Problem to solve: Restate the full set of records exactly, word for word.

Data for this exercise:
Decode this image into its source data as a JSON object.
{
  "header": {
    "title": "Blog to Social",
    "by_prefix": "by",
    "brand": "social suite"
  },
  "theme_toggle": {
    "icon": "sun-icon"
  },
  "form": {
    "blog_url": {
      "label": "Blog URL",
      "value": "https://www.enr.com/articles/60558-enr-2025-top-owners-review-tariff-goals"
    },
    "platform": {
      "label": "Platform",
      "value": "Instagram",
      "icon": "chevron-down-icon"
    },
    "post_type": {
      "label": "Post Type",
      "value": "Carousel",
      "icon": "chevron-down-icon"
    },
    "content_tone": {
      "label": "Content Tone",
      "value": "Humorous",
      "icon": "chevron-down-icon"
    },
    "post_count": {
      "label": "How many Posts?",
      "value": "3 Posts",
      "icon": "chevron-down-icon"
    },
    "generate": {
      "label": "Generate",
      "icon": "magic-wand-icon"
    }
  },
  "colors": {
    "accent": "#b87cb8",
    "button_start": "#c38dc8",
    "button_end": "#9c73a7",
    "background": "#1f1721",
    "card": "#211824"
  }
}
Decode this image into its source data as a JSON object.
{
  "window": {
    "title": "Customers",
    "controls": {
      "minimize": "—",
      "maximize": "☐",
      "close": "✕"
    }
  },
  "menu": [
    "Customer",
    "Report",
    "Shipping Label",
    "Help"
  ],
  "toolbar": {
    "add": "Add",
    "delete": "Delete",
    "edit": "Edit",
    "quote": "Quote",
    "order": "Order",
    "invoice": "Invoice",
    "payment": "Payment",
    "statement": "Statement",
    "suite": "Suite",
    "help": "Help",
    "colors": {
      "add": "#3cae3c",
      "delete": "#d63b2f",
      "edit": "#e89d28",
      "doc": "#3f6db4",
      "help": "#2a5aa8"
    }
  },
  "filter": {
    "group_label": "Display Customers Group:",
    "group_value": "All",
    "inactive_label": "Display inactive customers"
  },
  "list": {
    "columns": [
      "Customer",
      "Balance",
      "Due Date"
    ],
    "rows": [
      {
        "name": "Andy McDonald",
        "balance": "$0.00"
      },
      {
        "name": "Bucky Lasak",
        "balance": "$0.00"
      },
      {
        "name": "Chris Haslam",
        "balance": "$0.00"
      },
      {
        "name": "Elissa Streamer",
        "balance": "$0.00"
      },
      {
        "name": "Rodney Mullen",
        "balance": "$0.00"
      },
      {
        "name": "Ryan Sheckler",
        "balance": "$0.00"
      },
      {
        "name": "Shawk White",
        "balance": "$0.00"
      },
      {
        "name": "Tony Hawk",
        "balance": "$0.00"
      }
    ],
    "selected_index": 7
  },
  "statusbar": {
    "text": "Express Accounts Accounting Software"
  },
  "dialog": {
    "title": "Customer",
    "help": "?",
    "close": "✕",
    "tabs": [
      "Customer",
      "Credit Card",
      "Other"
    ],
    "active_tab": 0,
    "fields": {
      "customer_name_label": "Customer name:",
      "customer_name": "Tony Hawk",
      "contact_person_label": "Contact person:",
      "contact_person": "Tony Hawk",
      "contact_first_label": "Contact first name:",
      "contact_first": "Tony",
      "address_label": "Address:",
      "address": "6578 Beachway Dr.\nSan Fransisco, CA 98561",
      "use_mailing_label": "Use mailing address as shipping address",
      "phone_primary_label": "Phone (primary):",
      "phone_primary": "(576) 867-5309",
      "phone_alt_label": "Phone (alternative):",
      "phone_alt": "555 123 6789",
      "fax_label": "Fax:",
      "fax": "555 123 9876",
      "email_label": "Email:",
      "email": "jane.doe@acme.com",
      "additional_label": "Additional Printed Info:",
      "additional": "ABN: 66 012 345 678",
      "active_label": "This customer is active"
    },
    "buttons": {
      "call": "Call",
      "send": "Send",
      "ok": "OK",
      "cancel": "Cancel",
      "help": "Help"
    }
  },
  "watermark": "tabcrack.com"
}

Answer to this problem:
Decode this image into its source data as a JSON object.
{
  "header": {
    "title": "Blog to Social",
    "by_prefix": "by",
    "brand": "social suite"
  },
  "theme_toggle": {
    "icon": "sun-icon"
  },
  "form": {
    "blog_url": {
      "label": "Blog URL",
      "value": "https://www.enr.com/articles/60558-enr-2025-top-owners-review-tariff-goals"
    },
    "platform": {
      "label": "Platform",
      "value": "Instagram",
      "icon": "chevron-down-icon"
    },
    "post_type": {
      "label": "Post Type",
      "value": "Carousel",
      "icon": "chevron-down-icon"
    },
    "content_tone": {
      "label": "Content Tone",
      "value": "Humorous",
      "icon": "chevron-down-icon"
    },
    "post_count": {
      "label": "How many Posts?",
      "value": "3 Posts",
      "icon": "chevron-down-icon"
    },
    "generate": {
      "label": "Generate",
      "icon": "magic-wand-icon"
    }
  },
  "colors": {
    "accent": "#b87cb8",
    "button_start": "#c38dc8",
    "button_end": "#9c73a7",
    "background": "#1f1721",
    "card": "#211824"
  }
}
Decode this image into its source data as a JSON object.
{
  "window": {
    "title": "Customers",
    "controls": {
      "minimize": "—",
      "maximize": "☐",
      "close": "✕"
    }
  },
  "menu": [
    "Customer",
    "Report",
    "Shipping Label",
    "Help"
  ],
  "toolbar": {
    "add": "Add",
    "delete": "Delete",
    "edit": "Edit",
    "quote": "Quote",
    "order": "Order",
    "invoice": "Invoice",
    "payment": "Payment",
    "statement": "Statement",
    "suite": "Suite",
    "help": "Help",
    "colors": {
      "add": "#3cae3c",
      "delete": "#d63b2f",
      "edit": "#e89d28",
      "doc": "#3f6db4",
      "help": "#2a5aa8"
    }
  },
  "filter": {
    "group_label": "Display Customers Group:",
    "group_value": "All",
    "inactive_label": "Display inactive customers"
  },
  "list": {
    "columns": [
      "Customer",
      "Balance",
      "Due Date"
    ],
    "rows": [
      {
        "name": "Andy McDonald",
        "balance": "$0.00"
      },
      {
        "name": "Bucky Lasak",
        "balance": "$0.00"
      },
      {
        "name": "Chris Haslam",
        "balance": "$0.00"
      },
      {
        "name": "Elissa Streamer",
        "balance": "$0.00"
      },
      {
        "name": "Rodney Mullen",
        "balance": "$0.00"
      },
      {
        "name": "Ryan Sheckler",
        "balance": "$0.00"
      },
      {
        "name": "Shawk White",
        "balance": "$0.00"
      },
      {
        "name": "Tony Hawk",
        "balance": "$0.00"
      }
    ],
    "selected_index": 7
  },
  "statusbar": {
    "text": "Express Accounts Accounting Software"
  },
  "dialog": {
    "title": "Customer",
    "help": "?",
    "close": "✕",
    "tabs": [
      "Customer",
      "Credit Card",
      "Other"
    ],
    "active_tab": 0,
    "fields": {
      "customer_name_label": "Customer name:",
      "customer_name": "Tony Hawk",
      "contact_person_label": "Contact person:",
      "contact_person": "Tony Hawk",
      "contact_first_label": "Contact first name:",
      "contact_first": "Tony",
      "address_label": "Address:",
      "address": "6578 Beachway Dr.\nSan Fransisco, CA 98561",
      "use_mailing_label": "Use mailing address as shipping address",
      "phone_primary_label": "Phone (primary):",
      "phone_primary": "(576) 867-5309",
      "phone_alt_label": "Phone (alternative):",
      "phone_alt": "555 123 6789",
      "fax_label": "Fax:",
      "fax": "555 123 9876",
      "email_label": "Email:",
      "email": "jane.doe@acme.com",
      "additional_label": "Additional Printed Info:",
      "additional": "ABN: 66 012 345 678",
      "active_label": "This customer is active"
    },
    "buttons": {
      "call": "Call",
      "send": "Send",
      "ok": "OK",
      "cancel": "Cancel",
      "help": "Help"
    }
  },
  "watermark": "tabcrack.com"
}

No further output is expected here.